## What is asked:
Extract the lines that hold the string "magnetic".

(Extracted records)
---

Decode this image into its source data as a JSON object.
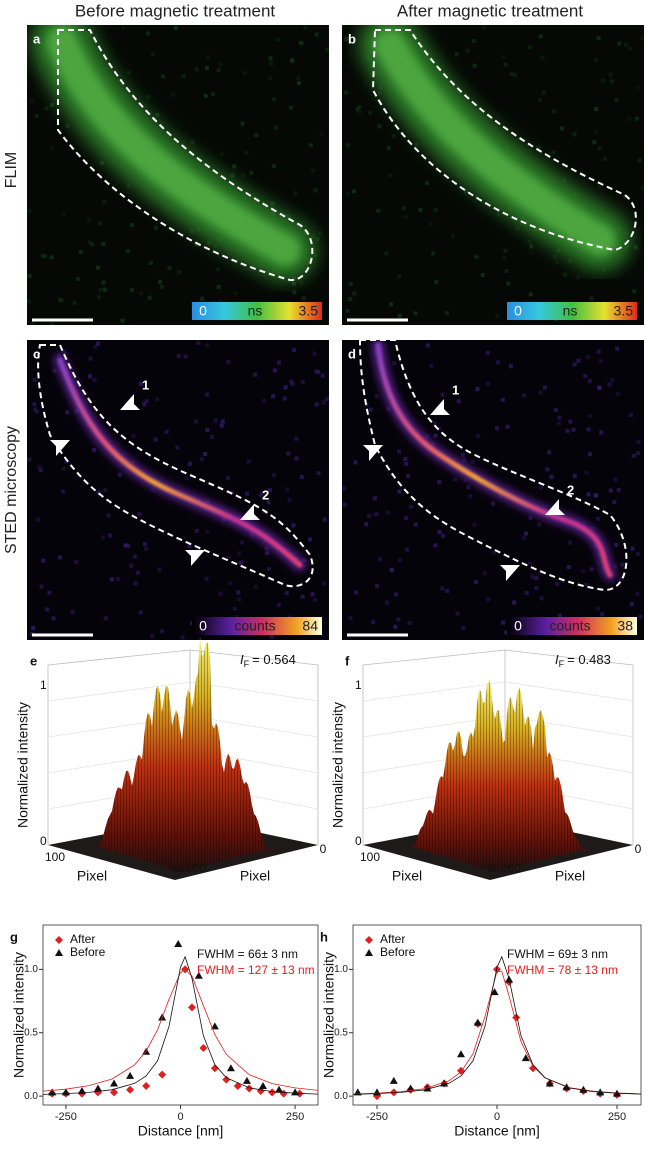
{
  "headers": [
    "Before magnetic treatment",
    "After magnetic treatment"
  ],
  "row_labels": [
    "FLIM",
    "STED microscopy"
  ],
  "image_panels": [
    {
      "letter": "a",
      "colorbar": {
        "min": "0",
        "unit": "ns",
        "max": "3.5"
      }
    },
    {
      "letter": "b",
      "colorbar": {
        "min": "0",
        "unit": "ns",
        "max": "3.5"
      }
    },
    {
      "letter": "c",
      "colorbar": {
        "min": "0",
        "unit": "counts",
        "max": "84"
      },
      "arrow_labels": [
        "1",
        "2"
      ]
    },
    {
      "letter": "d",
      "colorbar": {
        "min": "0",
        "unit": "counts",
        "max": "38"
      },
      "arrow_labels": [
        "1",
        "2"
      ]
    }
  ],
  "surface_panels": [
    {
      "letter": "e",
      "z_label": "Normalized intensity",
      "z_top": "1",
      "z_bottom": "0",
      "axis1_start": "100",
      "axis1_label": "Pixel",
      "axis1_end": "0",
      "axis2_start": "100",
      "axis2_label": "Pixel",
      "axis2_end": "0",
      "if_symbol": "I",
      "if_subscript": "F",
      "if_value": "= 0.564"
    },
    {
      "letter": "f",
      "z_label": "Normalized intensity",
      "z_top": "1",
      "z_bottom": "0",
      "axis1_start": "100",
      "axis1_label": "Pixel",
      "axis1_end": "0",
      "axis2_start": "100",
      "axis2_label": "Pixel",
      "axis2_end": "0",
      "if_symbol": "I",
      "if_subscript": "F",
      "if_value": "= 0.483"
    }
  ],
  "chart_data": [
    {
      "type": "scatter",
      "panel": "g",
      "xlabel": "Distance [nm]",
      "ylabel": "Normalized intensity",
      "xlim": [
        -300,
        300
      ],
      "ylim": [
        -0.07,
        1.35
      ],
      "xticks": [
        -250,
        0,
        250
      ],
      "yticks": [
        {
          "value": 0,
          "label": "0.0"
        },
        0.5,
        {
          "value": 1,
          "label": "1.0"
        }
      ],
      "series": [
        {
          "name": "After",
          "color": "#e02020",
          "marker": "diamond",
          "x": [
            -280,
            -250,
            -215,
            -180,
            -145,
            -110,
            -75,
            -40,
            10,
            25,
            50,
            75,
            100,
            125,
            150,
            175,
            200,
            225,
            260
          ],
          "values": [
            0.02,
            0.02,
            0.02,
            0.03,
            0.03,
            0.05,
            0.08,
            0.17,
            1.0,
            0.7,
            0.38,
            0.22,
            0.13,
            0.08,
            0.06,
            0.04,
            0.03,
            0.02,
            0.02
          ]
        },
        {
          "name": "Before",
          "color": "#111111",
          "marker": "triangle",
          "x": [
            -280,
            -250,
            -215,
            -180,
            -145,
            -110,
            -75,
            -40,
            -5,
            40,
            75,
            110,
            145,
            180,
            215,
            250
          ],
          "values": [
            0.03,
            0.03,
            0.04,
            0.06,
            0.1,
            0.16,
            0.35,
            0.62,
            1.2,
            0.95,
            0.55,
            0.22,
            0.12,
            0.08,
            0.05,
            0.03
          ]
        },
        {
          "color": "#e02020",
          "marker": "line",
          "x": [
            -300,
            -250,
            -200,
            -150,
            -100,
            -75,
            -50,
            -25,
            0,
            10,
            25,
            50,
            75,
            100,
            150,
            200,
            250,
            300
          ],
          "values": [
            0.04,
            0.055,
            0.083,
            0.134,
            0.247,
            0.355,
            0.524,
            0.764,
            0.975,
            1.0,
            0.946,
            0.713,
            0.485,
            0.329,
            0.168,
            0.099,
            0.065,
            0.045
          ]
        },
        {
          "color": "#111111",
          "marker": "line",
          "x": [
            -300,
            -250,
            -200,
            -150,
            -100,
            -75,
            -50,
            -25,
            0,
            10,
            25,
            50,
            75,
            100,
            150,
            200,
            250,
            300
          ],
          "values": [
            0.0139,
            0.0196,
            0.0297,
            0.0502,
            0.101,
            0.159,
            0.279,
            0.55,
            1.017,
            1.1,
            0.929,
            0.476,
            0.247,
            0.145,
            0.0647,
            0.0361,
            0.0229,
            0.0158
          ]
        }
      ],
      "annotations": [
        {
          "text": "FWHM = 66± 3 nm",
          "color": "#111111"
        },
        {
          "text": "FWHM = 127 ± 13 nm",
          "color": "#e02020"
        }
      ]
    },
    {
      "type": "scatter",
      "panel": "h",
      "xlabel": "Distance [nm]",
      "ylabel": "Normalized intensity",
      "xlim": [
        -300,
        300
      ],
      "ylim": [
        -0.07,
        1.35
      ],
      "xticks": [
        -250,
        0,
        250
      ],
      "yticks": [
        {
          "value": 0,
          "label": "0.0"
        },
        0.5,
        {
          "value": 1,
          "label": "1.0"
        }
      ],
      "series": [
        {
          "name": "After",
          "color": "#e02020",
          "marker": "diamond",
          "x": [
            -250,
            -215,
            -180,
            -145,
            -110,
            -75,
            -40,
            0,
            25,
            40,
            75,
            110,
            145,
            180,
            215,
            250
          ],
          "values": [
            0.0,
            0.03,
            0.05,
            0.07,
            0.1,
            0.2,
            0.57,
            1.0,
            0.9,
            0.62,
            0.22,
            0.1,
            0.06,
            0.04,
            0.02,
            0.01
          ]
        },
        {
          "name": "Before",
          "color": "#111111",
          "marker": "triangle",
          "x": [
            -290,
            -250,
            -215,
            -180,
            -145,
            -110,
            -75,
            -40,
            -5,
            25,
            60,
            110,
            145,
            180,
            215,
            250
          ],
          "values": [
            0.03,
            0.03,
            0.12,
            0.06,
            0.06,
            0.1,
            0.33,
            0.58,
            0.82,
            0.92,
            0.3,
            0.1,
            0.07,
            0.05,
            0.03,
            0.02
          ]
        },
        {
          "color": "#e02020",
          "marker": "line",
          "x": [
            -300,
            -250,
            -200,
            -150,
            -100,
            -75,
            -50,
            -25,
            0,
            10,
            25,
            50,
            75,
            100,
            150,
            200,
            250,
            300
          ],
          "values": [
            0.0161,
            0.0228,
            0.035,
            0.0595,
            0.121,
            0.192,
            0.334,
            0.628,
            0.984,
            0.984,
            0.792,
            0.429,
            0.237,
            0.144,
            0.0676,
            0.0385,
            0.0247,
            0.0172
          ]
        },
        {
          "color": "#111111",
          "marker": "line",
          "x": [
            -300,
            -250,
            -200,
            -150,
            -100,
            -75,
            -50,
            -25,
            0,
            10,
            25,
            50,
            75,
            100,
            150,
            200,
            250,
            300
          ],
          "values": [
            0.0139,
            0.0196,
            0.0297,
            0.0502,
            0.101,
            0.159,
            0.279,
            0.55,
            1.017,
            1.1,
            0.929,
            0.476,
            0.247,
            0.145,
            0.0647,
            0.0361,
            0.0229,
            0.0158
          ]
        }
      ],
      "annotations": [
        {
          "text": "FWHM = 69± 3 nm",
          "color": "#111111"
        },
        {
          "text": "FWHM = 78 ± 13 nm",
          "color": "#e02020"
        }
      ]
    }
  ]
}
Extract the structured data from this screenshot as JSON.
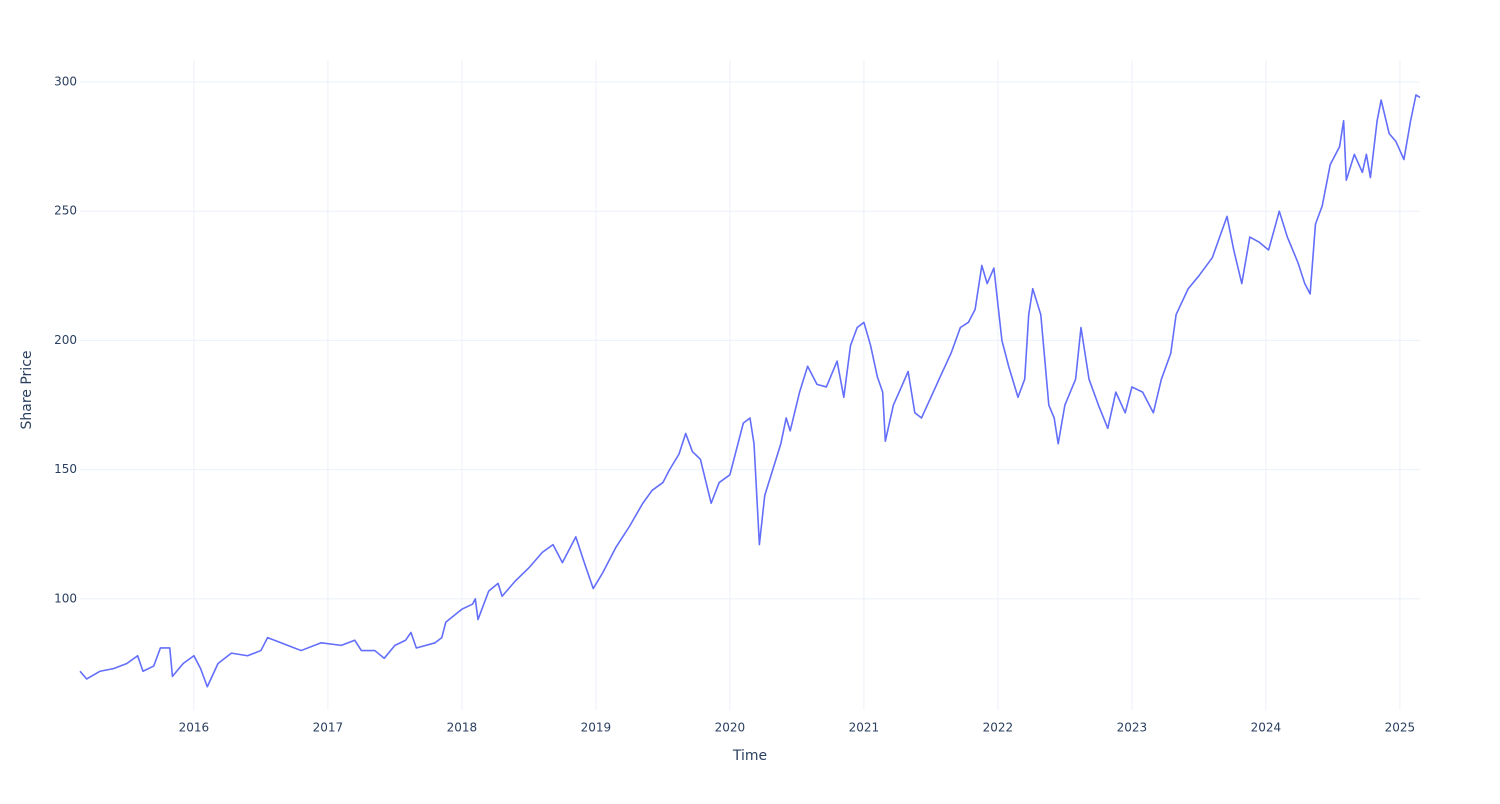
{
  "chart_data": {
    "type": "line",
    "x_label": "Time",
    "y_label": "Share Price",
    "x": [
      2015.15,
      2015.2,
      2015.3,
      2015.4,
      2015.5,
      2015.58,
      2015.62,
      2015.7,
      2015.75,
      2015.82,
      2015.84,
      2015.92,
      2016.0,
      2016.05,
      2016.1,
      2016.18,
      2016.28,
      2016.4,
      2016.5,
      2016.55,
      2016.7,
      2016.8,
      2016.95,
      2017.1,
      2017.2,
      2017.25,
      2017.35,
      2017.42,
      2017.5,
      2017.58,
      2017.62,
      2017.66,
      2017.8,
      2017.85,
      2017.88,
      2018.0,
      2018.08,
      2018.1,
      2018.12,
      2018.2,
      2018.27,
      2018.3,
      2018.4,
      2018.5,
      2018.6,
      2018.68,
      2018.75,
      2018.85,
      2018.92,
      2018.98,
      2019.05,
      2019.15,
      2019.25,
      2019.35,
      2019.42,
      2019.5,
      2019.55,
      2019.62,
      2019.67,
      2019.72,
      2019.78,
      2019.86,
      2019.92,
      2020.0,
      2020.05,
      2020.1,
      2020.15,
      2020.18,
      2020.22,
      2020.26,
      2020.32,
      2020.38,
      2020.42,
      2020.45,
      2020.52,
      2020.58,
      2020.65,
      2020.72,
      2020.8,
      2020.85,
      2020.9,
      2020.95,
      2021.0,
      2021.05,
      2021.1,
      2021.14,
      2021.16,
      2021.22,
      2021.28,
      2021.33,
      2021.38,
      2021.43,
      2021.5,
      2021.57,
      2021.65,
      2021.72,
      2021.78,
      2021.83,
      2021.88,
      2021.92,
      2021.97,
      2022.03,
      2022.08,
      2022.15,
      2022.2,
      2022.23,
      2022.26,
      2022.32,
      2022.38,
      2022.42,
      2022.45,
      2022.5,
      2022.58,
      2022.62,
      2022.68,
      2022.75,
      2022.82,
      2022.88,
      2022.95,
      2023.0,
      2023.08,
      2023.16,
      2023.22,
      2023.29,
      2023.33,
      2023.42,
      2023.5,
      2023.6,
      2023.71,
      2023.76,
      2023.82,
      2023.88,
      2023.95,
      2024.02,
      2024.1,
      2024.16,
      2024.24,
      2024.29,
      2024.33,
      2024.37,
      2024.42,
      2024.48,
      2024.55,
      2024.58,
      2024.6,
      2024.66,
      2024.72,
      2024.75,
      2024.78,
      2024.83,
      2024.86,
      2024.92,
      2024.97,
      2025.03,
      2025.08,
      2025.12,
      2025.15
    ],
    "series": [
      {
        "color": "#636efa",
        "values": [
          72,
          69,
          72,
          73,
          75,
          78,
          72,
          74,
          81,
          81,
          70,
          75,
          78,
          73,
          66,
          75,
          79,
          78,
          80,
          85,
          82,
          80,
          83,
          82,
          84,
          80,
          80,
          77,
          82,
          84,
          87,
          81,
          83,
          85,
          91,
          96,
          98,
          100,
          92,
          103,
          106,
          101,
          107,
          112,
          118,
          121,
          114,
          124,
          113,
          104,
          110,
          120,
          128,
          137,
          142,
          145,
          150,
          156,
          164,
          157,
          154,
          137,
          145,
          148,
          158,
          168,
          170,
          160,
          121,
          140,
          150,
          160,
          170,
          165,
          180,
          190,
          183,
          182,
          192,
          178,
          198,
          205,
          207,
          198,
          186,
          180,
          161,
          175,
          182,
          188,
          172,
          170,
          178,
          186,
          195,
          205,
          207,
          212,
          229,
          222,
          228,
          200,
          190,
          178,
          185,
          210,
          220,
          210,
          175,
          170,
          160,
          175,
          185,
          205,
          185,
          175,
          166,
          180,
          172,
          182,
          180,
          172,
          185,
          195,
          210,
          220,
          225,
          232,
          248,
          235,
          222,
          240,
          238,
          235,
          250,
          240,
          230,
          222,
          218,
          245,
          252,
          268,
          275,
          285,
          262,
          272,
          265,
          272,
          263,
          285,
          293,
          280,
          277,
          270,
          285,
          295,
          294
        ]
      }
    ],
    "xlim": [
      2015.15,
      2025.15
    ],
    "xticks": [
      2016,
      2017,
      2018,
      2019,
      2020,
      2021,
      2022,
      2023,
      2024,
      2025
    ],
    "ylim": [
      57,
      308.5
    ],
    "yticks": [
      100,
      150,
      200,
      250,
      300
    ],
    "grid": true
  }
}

---

## Finished exercise:
    "Before magnetic treatment",
    "After magnetic treatment"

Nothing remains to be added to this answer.